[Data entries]
════════════════════

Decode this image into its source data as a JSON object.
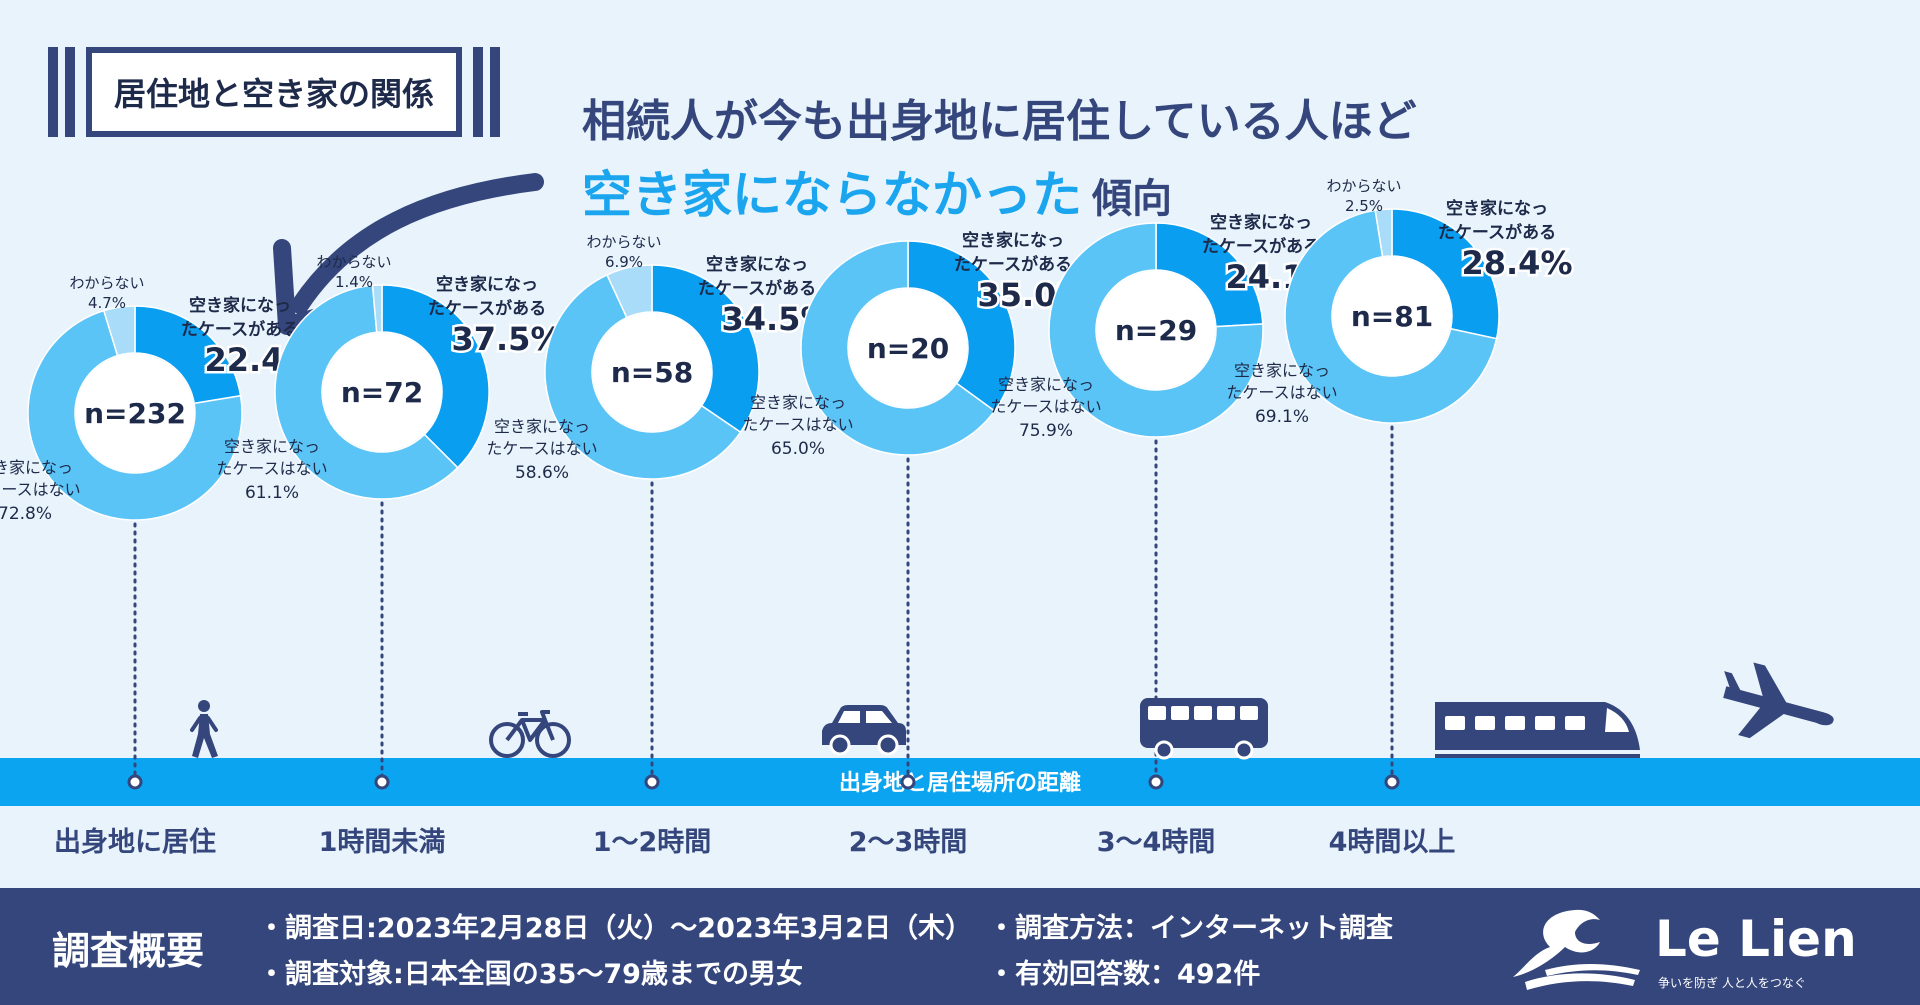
{
  "badge": {
    "label": "居住地と空き家の関係"
  },
  "headline": {
    "line1": "相続人が今も出身地に居住している人ほど",
    "accent": "空き家にならなかった",
    "rest": "傾向"
  },
  "axis": {
    "label": "出身地と居住場所の距離"
  },
  "colors": {
    "has": "#0a9ef0",
    "not": "#5bc4f7",
    "unknown": "#a9dcf9",
    "navy": "#34467b",
    "axis_band": "#0aa4f0"
  },
  "icons": [
    "walking-person-icon",
    "bicycle-icon",
    "car-icon",
    "bus-icon",
    "train-icon",
    "airplane-icon"
  ],
  "chart_data": {
    "type": "pie",
    "category_labels": {
      "has": "空き家になったケースがある",
      "not": "空き家になったケースはない",
      "unknown": "わからない"
    },
    "groups": [
      {
        "distance": "出身地に居住",
        "n": "n=232",
        "has": 22.4,
        "not": 72.8,
        "unknown": 4.7
      },
      {
        "distance": "1時間未満",
        "n": "n=72",
        "has": 37.5,
        "not": 61.1,
        "unknown": 1.4
      },
      {
        "distance": "1～2時間",
        "n": "n=58",
        "has": 34.5,
        "not": 58.6,
        "unknown": 6.9
      },
      {
        "distance": "2～3時間",
        "n": "n=20",
        "has": 35.0,
        "not": 65.0,
        "unknown": null
      },
      {
        "distance": "3～4時間",
        "n": "n=29",
        "has": 24.1,
        "not": 75.9,
        "unknown": null
      },
      {
        "distance": "4時間以上",
        "n": "n=81",
        "has": 28.4,
        "not": 69.1,
        "unknown": 2.5
      }
    ]
  },
  "footer": {
    "title": "調査概要",
    "items": {
      "date": "・調査日:2023年2月28日（火）～2023年3月2日（木）",
      "target": "・調査対象:日本全国の35～79歳までの男女",
      "method": "・調査方法：インターネット調査",
      "responses": "・有効回答数：492件"
    },
    "logo": "Le Lien",
    "tagline": "争いを防ぎ 人と人をつなぐ"
  }
}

════════════════════

## What the task requires:
Count the lines of the material that include the word "unknown", then state only the total.

## Result of the exercise:
8